» Task instructions
Report how many lines hold the word "Бордюга"; give nothing but the number.

» Exercise input
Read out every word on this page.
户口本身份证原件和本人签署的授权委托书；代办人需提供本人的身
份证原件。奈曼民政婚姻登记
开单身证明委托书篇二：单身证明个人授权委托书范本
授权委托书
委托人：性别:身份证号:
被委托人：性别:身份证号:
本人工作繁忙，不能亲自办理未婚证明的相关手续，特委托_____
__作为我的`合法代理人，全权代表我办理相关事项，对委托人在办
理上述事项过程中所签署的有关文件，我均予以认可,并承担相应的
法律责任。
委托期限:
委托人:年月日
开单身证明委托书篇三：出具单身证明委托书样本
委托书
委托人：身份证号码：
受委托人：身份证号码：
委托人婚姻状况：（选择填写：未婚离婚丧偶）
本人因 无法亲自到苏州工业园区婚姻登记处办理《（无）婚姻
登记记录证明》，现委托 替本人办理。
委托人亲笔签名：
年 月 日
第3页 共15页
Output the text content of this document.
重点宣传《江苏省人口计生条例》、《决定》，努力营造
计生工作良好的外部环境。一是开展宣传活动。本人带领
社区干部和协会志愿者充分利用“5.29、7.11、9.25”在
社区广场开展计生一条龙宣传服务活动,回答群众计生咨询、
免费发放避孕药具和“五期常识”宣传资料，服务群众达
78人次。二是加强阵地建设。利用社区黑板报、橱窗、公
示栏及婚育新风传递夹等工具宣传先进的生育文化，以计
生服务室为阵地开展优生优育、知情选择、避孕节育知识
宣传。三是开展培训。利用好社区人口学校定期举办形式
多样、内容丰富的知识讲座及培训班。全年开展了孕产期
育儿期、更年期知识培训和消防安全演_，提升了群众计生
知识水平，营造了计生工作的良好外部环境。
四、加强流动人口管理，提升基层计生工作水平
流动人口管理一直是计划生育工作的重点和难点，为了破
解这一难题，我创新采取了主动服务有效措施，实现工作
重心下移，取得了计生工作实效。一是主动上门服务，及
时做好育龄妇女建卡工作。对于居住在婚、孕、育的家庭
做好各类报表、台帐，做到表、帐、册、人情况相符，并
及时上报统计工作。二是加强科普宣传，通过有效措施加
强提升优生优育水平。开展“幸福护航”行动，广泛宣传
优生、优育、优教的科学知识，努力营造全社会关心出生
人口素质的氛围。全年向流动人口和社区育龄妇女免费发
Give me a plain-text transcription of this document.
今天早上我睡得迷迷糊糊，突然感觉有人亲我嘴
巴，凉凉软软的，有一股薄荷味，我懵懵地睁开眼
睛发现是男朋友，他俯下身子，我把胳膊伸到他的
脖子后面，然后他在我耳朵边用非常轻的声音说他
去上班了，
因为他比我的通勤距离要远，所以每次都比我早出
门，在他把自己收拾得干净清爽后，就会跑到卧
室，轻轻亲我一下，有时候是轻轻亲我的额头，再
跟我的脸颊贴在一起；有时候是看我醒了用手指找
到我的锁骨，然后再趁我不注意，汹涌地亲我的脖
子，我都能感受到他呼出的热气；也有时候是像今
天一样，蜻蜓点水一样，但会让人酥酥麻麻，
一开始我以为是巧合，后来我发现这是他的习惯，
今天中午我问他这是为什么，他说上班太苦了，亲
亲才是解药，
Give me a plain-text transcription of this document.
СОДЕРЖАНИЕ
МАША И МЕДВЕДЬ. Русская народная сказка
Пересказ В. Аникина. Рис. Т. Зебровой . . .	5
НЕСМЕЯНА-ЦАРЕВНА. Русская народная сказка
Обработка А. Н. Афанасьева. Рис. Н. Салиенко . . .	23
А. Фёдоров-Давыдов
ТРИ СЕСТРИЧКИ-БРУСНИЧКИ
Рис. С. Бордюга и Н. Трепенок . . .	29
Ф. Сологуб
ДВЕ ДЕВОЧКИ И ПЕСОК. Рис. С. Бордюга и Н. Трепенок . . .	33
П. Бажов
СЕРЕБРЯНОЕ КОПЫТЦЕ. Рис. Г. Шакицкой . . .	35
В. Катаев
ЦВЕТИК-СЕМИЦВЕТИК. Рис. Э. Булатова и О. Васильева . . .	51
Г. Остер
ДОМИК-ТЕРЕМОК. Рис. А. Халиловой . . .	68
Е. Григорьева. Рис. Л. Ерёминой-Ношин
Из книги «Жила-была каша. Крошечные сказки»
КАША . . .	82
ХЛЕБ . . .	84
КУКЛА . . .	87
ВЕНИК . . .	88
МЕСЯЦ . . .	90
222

» Written solution
2